- BRIEF -
Identify the lines that contain the string "this", then copy each of them.

====

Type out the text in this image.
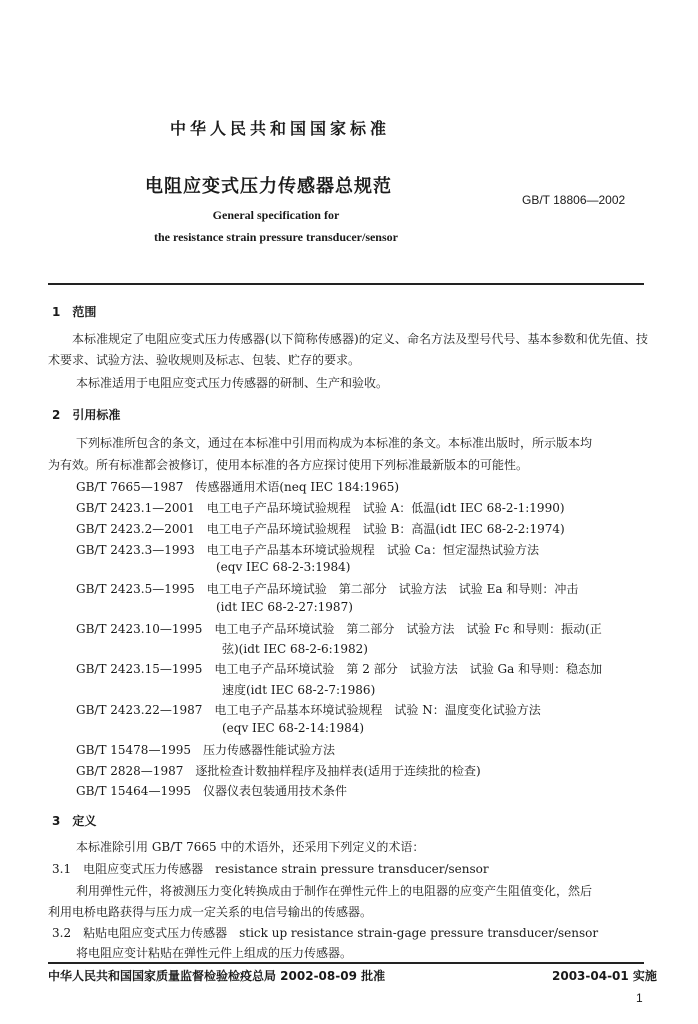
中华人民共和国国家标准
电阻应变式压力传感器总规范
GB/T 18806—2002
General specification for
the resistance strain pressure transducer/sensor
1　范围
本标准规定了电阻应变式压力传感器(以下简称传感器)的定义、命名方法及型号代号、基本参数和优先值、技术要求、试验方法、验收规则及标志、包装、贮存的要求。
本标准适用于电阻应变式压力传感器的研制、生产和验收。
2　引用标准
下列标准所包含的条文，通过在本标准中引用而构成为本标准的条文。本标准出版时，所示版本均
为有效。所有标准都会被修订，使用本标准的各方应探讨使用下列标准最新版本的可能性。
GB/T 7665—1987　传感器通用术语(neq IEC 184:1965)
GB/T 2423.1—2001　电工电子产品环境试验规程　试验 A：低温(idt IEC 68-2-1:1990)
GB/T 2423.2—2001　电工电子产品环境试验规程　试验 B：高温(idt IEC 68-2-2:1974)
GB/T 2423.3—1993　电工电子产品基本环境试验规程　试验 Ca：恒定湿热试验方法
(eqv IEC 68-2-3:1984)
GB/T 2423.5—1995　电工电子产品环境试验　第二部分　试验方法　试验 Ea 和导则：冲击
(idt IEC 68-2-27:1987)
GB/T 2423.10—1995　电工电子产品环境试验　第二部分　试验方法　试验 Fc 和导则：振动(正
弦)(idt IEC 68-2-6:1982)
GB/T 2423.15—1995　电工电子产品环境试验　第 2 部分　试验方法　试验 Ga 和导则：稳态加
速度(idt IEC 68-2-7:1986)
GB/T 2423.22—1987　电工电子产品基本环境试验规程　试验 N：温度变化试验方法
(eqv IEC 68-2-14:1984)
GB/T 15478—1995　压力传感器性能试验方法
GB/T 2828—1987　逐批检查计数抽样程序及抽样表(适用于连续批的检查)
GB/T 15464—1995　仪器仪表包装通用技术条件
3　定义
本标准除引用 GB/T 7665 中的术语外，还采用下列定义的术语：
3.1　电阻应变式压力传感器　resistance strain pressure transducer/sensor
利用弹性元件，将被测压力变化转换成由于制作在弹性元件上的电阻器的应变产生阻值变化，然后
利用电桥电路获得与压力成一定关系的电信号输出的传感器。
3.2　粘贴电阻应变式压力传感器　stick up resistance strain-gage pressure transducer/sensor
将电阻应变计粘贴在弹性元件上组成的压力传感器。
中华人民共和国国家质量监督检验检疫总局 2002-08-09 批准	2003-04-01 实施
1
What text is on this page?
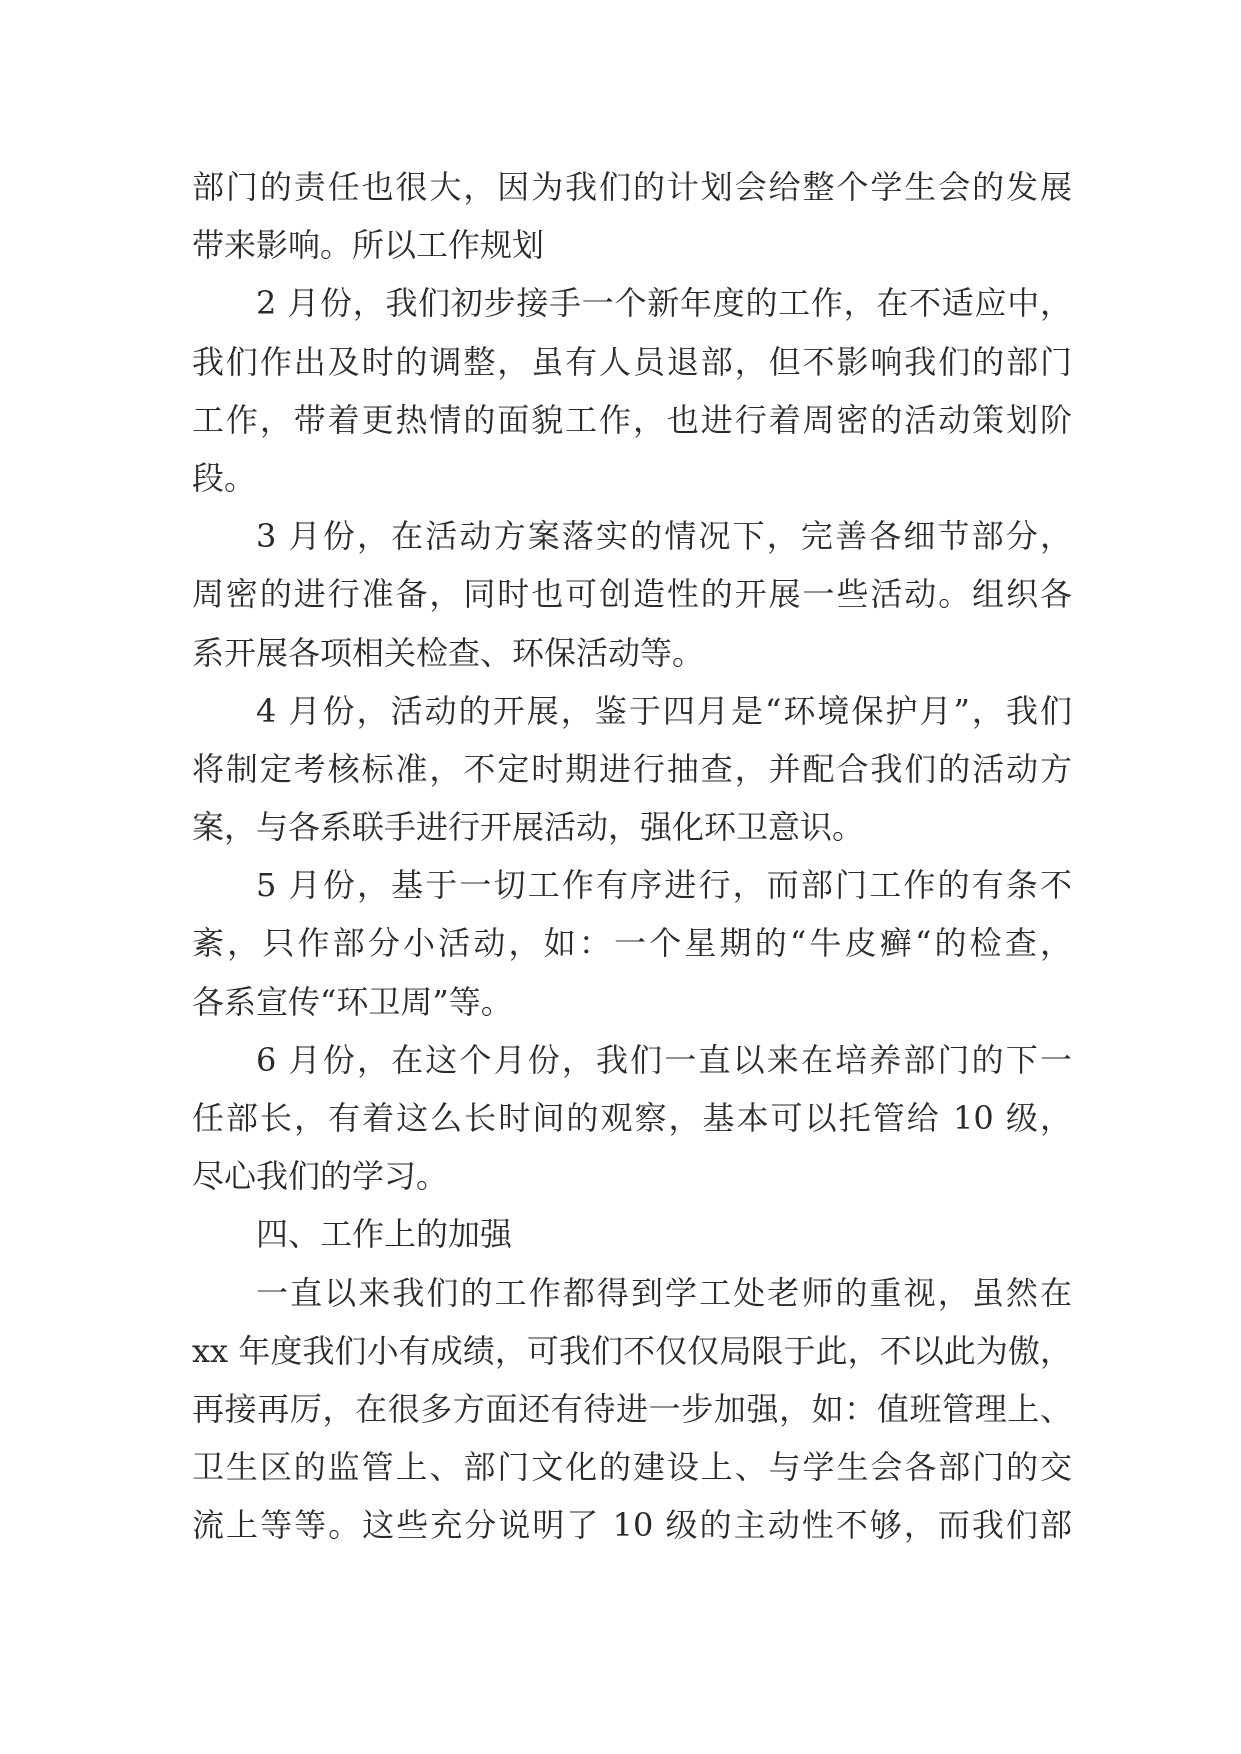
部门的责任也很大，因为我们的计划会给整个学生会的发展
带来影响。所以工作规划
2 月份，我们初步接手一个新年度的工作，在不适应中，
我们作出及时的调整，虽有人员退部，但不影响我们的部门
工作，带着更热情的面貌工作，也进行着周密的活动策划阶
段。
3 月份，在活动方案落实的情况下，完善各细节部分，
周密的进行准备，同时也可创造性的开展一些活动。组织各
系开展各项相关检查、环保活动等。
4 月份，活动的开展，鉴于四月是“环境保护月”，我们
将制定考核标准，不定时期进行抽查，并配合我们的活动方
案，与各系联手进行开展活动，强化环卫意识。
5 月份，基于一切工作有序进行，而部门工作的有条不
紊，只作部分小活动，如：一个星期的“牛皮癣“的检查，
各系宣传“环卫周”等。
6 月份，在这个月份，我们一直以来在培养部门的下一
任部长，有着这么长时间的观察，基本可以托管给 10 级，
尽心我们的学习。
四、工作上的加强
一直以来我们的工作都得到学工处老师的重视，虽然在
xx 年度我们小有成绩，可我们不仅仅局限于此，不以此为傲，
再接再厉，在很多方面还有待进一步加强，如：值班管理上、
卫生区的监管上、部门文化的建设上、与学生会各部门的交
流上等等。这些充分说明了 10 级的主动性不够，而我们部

====

- CORRECT RESULT -
Type out the text in this image.
What text is on this page?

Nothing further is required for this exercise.